§ AIM:
Each record that follows should be repeated exactly, minus any images.

§ DATA RECORDS:
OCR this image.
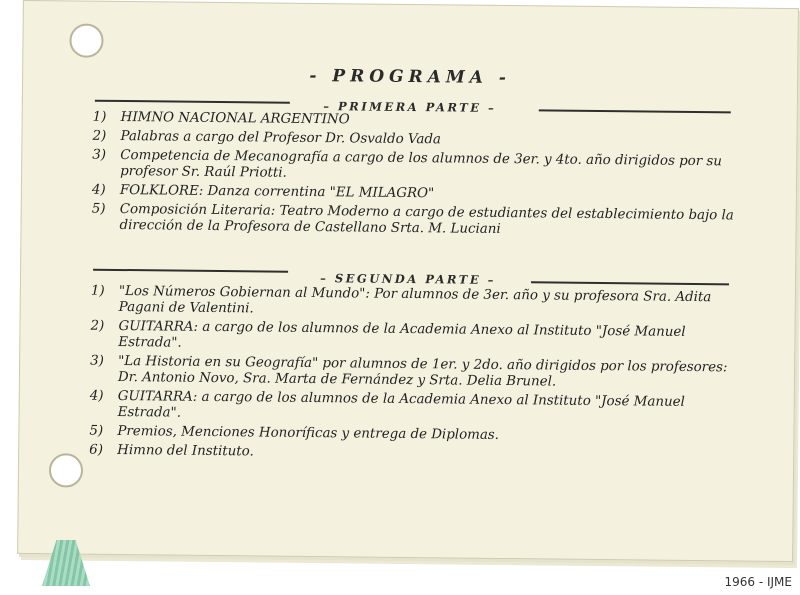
- PROGRAMA -
– PRIMERA PARTE –
1)	HIMNO NACIONAL ARGENTINO
2)	Palabras a cargo del Profesor Dr. Osvaldo Vada
3)	Competencia de Mecanografía a cargo de los alumnos de 3er. y 4to. año dirigidos por su profesor Sr. Raúl Priotti.
4)	FOLKLORE: Danza correntina "EL MILAGRO"
5)	Composición Literaria: Teatro Moderno a cargo de estudiantes del establecimiento bajo la dirección de la Profesora de Castellano Srta. M. Luciani
– SEGUNDA PARTE –
1)	"Los Números Gobiernan al Mundo": Por alumnos de 3er. año y su profesora Sra. Adita Pagani de Valentini.
2)	GUITARRA: a cargo de los alumnos de la Academia Anexo al Instituto "José Manuel Estrada".
3)	"La Historia en su Geografía" por alumnos de 1er. y 2do. año dirigidos por los profesores: Dr. Antonio Novo, Sra. Marta de Fernández y Srta. Delia Brunel.
4)	GUITARRA: a cargo de los alumnos de la Academia Anexo al Instituto "José Manuel Estrada".
5)	Premios, Menciones Honoríficas y entrega de Diplomas.
6)	Himno del Instituto.
1966 - IJME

§ FULL SOLUTION:
OCR this image.
- PROGRAMA -
– PRIMERA PARTE –
1)	HIMNO NACIONAL ARGENTINO
2)	Palabras a cargo del Profesor Dr. Osvaldo Vada
3)	Competencia de Mecanografía a cargo de los alumnos de 3er. y 4to. año dirigidos por su profesor Sr. Raúl Priotti.
4)	FOLKLORE: Danza correntina "EL MILAGRO"
5)	Composición Literaria: Teatro Moderno a cargo de estudiantes del establecimiento bajo la dirección de la Profesora de Castellano Srta. M. Luciani
– SEGUNDA PARTE –
1)	"Los Números Gobiernan al Mundo": Por alumnos de 3er. año y su profesora Sra. Adita Pagani de Valentini.
2)	GUITARRA: a cargo de los alumnos de la Academia Anexo al Instituto "José Manuel Estrada".
3)	"La Historia en su Geografía" por alumnos de 1er. y 2do. año dirigidos por los profesores: Dr. Antonio Novo, Sra. Marta de Fernández y Srta. Delia Brunel.
4)	GUITARRA: a cargo de los alumnos de la Academia Anexo al Instituto "José Manuel Estrada".
5)	Premios, Menciones Honoríficas y entrega de Diplomas.
6)	Himno del Instituto.
1966 - IJME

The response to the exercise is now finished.